**TASK BRIEF**
Determine how many lines hold "avatar" and give only that number.

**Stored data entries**
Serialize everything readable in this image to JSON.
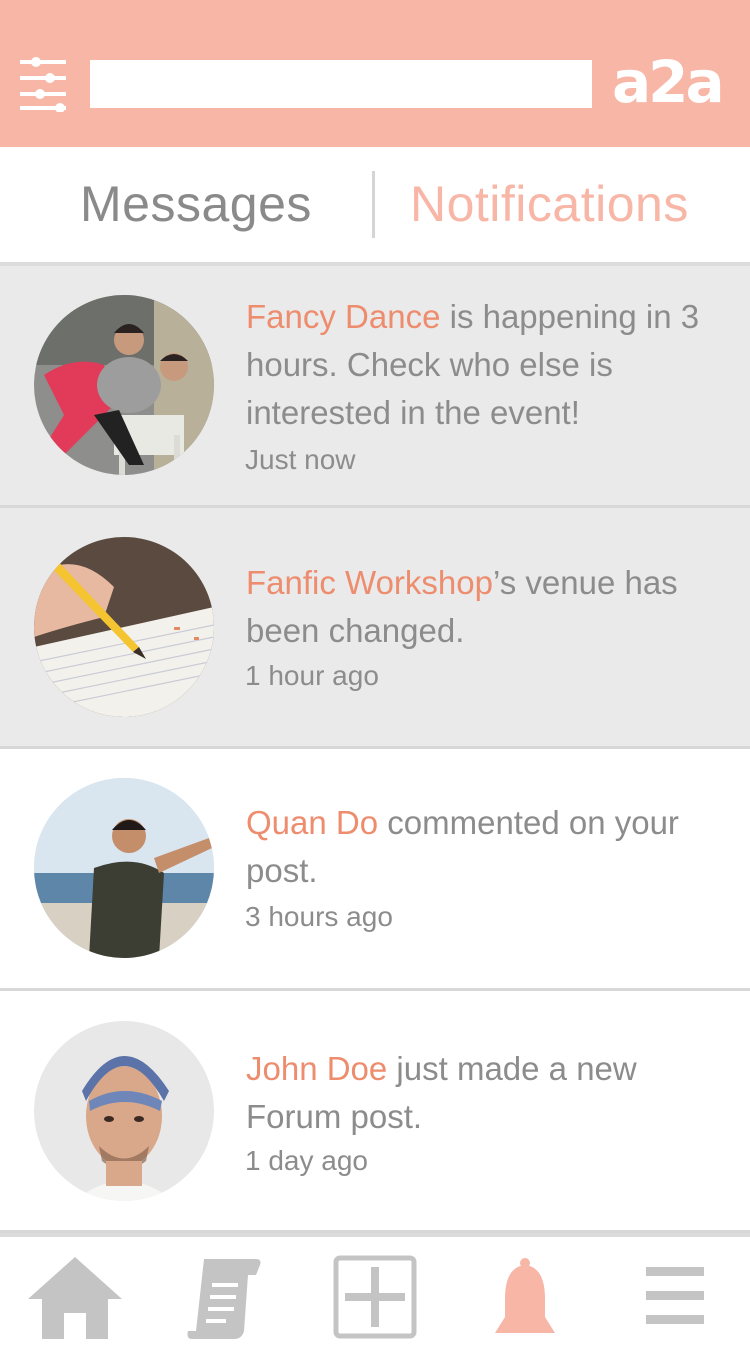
{
  "header": {
    "search_placeholder": "",
    "logo": "a2a",
    "icons": {
      "filter": "sliders-icon",
      "search": "search-input"
    }
  },
  "tabs": {
    "messages": "Messages",
    "notifications": "Notifications",
    "active": "notifications"
  },
  "notifications": [
    {
      "who": "Fancy Dance",
      "text": " is happening in 3 hours. Check who else is interested in the event!",
      "time": "Just now",
      "unread": true,
      "avatar": "dancers-photo"
    },
    {
      "who": "Fanfic Workshop",
      "text": "’s venue has been changed.",
      "time": "1 hour ago",
      "unread": true,
      "avatar": "pencil-writing-photo"
    },
    {
      "who": "Quan Do",
      "text": " commented on your post.",
      "time": "3 hours ago",
      "unread": false,
      "avatar": "man-at-beach-photo"
    },
    {
      "who": "John Doe",
      "text": " just made a new Forum post.",
      "time": "1 day ago",
      "unread": false,
      "avatar": "man-in-cap-photo"
    }
  ],
  "nav": {
    "items": [
      "home-icon",
      "scroll-icon",
      "add-square-icon",
      "bell-icon",
      "menu-icon"
    ],
    "active": "bell-icon"
  },
  "colors": {
    "brand": "#f7b6a6",
    "highlight": "#ee8c6e",
    "text": "#8c8c8c",
    "unread_bg": "#eaeaea",
    "icon_gray": "#c4c4c4"
  }
}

**RESPONSE BELOW**
4